• _The task_:
Take every line that has the string "relative" and copy it out.

• _Figure data in JSON_:
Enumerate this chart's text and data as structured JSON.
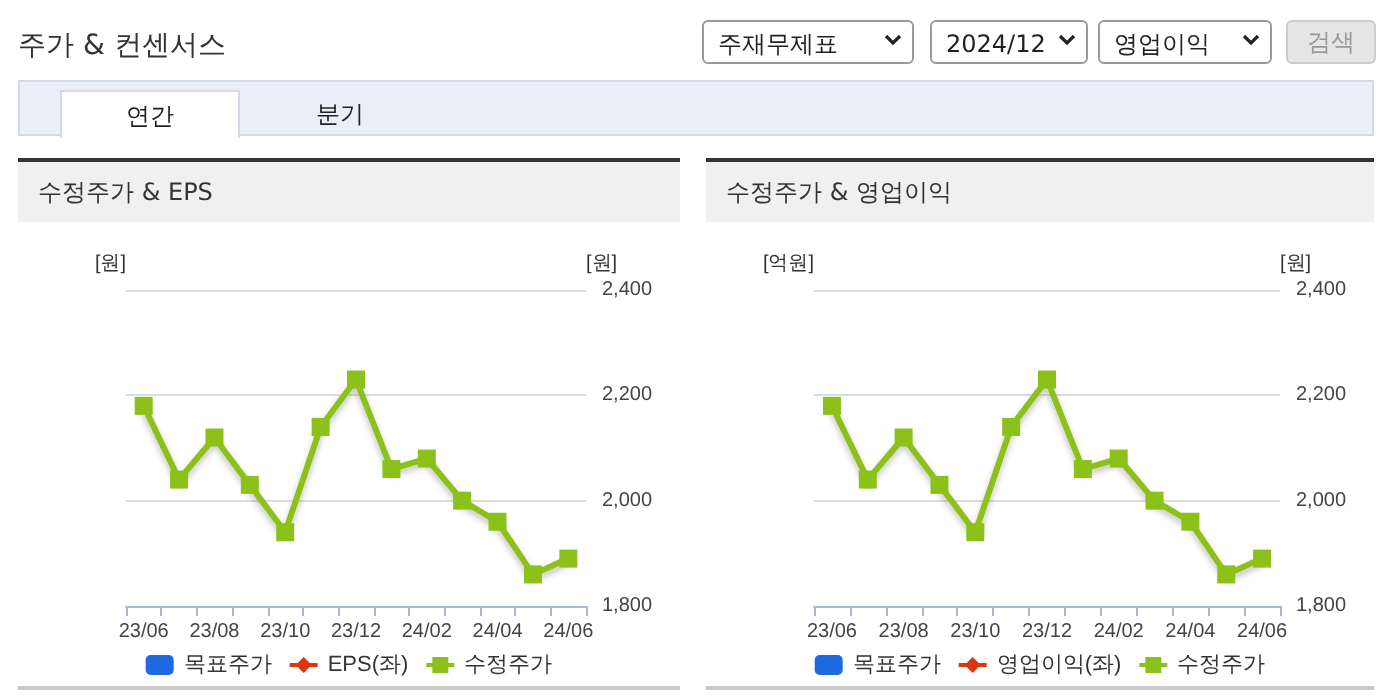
{
  "chart_data": [
    {
      "type": "other",
      "title": "주가 & 컨센서스",
      "annotations": [
        "주재무제표",
        "2024/12",
        "영업이익",
        "검색",
        "연간",
        "분기"
      ]
    },
    {
      "type": "line",
      "title": "수정주가 & EPS",
      "ylabel": "[원]",
      "y2label": "[원]",
      "categories": [
        "23/06",
        null,
        "23/08",
        null,
        "23/10",
        null,
        "23/12",
        null,
        "24/02",
        null,
        "24/04",
        null,
        "24/06"
      ],
      "y2lim": [
        1800,
        2400
      ],
      "y2ticks": [
        {
          "value": 1800,
          "label": "1,800"
        },
        {
          "value": 2000,
          "label": "2,000"
        },
        {
          "value": 2200,
          "label": "2,200"
        },
        {
          "value": 2400,
          "label": "2,400"
        }
      ],
      "grid": "y",
      "legend": "bottom",
      "marker": "square",
      "series": [
        {
          "name": "목표주가",
          "type": "bar",
          "color": "#1f6ae0",
          "axis": "y2",
          "values": [
            null,
            null,
            null,
            null,
            null,
            null,
            null,
            null,
            null,
            null,
            null,
            null,
            null
          ]
        },
        {
          "name": "EPS(좌)",
          "color": "#d9380f",
          "marker": "diamond",
          "values": [
            null,
            null,
            null,
            null,
            null,
            null,
            null,
            null,
            null,
            null,
            null,
            null,
            null
          ]
        },
        {
          "name": "수정주가",
          "color": "#8cc11a",
          "axis": "y2",
          "values": [
            2180,
            2040,
            2120,
            2030,
            1940,
            2140,
            2230,
            2060,
            2080,
            2000,
            1960,
            1860,
            1890
          ]
        }
      ]
    },
    {
      "type": "line",
      "title": "수정주가 & 영업이익",
      "ylabel": "[억원]",
      "y2label": "[원]",
      "categories": [
        "23/06",
        null,
        "23/08",
        null,
        "23/10",
        null,
        "23/12",
        null,
        "24/02",
        null,
        "24/04",
        null,
        "24/06"
      ],
      "y2lim": [
        1800,
        2400
      ],
      "y2ticks": [
        {
          "value": 1800,
          "label": "1,800"
        },
        {
          "value": 2000,
          "label": "2,000"
        },
        {
          "value": 2200,
          "label": "2,200"
        },
        {
          "value": 2400,
          "label": "2,400"
        }
      ],
      "grid": "y",
      "legend": "bottom",
      "marker": "square",
      "series": [
        {
          "name": "목표주가",
          "type": "bar",
          "color": "#1f6ae0",
          "axis": "y2",
          "values": [
            null,
            null,
            null,
            null,
            null,
            null,
            null,
            null,
            null,
            null,
            null,
            null,
            null
          ]
        },
        {
          "name": "영업이익(좌)",
          "color": "#d9380f",
          "marker": "diamond",
          "values": [
            null,
            null,
            null,
            null,
            null,
            null,
            null,
            null,
            null,
            null,
            null,
            null,
            null
          ]
        },
        {
          "name": "수정주가",
          "color": "#8cc11a",
          "axis": "y2",
          "values": [
            2180,
            2040,
            2120,
            2030,
            1940,
            2140,
            2230,
            2060,
            2080,
            2000,
            1960,
            1860,
            1890
          ]
        }
      ]
    }
  ]
}
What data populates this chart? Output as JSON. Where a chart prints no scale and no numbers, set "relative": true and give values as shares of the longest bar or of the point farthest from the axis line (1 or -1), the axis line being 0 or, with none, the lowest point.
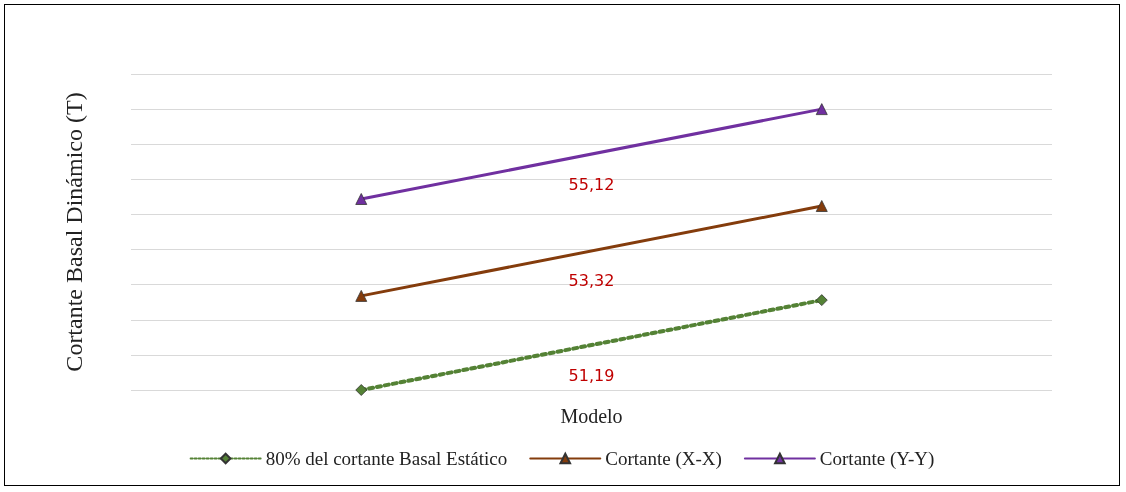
{
  "chart_data": {
    "type": "line",
    "relative": true,
    "xlabel": "Modelo",
    "ylabel": "Cortante Basal Dinámico (T)",
    "categories": [
      null,
      null
    ],
    "series": [
      {
        "name": "80% del cortante Basal Estático",
        "color": "#548235",
        "values": [
          0,
          0.32
        ],
        "marker": "diamond",
        "line_style": "dotted"
      },
      {
        "name": "Cortante (X-X)",
        "color": "#843c0c",
        "values": [
          0.335,
          0.655
        ],
        "marker": "triangle",
        "line_style": "solid"
      },
      {
        "name": "Cortante (Y-Y)",
        "color": "#7030a0",
        "values": [
          0.68,
          1
        ],
        "marker": "triangle",
        "line_style": "solid"
      }
    ],
    "annotations": [
      "51,19",
      "53,32",
      "55,12"
    ],
    "grid": true,
    "legend": "bottom"
  }
}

• _Finished exercise_:
What data populates this chart? Output as JSON. Where a chart prints no scale and no numbers, set "relative": true and give values as shares of the longest bar or of the point farthest from the axis line (1 or -1), the axis line being 0 or, with none, the lowest point.
    "relative": true,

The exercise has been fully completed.